— Problem to solve —
Exact copies are required of the lines from the line containing "Read out every word on this page." through the final line of the listing, both included, and of no other lines.

Data records:
------------------------------

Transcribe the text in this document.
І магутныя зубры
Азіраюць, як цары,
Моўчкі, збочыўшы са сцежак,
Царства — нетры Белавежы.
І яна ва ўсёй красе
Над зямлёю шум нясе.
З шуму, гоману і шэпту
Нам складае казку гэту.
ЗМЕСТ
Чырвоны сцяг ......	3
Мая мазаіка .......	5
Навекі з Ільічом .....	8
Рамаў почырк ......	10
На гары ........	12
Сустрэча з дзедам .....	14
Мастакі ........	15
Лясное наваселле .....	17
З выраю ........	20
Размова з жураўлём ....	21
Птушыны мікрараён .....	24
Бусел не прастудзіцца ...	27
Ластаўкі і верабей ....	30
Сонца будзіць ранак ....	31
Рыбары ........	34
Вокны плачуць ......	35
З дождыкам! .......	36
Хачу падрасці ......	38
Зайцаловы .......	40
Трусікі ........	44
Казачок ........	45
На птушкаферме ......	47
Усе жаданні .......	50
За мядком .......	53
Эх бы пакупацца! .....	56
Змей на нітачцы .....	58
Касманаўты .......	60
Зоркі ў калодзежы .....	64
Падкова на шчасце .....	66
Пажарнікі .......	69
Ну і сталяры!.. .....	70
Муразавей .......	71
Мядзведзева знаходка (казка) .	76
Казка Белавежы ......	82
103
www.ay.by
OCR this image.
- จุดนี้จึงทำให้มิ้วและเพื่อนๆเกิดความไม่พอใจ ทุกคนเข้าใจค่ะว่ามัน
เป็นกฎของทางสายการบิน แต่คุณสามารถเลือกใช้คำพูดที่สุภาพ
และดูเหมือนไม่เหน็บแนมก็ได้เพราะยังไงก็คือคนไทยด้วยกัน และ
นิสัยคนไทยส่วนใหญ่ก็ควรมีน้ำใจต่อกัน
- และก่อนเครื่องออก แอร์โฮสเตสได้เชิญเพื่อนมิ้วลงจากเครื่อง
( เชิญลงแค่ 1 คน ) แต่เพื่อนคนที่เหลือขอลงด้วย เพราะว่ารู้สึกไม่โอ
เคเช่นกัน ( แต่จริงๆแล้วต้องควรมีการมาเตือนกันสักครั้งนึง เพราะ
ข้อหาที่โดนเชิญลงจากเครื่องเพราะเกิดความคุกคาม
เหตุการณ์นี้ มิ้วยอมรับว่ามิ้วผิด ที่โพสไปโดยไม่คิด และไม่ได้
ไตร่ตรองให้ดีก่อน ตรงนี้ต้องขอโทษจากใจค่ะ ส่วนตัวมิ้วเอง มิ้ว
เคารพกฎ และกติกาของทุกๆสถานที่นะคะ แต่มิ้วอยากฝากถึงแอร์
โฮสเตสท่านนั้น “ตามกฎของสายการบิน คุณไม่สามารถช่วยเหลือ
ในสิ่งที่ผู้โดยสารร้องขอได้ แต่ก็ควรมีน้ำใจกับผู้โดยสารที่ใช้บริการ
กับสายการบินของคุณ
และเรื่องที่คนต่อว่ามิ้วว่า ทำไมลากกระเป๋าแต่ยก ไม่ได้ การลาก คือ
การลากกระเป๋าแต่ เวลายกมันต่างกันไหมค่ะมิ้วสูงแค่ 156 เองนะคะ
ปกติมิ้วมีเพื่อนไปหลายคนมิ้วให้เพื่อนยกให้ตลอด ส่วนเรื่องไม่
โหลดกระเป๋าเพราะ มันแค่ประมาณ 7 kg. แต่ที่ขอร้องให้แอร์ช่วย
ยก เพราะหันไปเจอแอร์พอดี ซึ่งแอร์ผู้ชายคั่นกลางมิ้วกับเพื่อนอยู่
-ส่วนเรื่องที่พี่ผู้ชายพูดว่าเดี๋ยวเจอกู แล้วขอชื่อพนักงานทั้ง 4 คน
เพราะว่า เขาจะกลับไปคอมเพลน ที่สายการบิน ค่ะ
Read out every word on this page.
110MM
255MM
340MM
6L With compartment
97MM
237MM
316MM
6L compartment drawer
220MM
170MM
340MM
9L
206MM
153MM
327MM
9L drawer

------------------------------

— Solved problem —
Read out every word on this page.
110MM
255MM
340MM
6L With compartment
97MM
237MM
316MM
6L compartment drawer
220MM
170MM
340MM
9L
206MM
153MM
327MM
9L drawer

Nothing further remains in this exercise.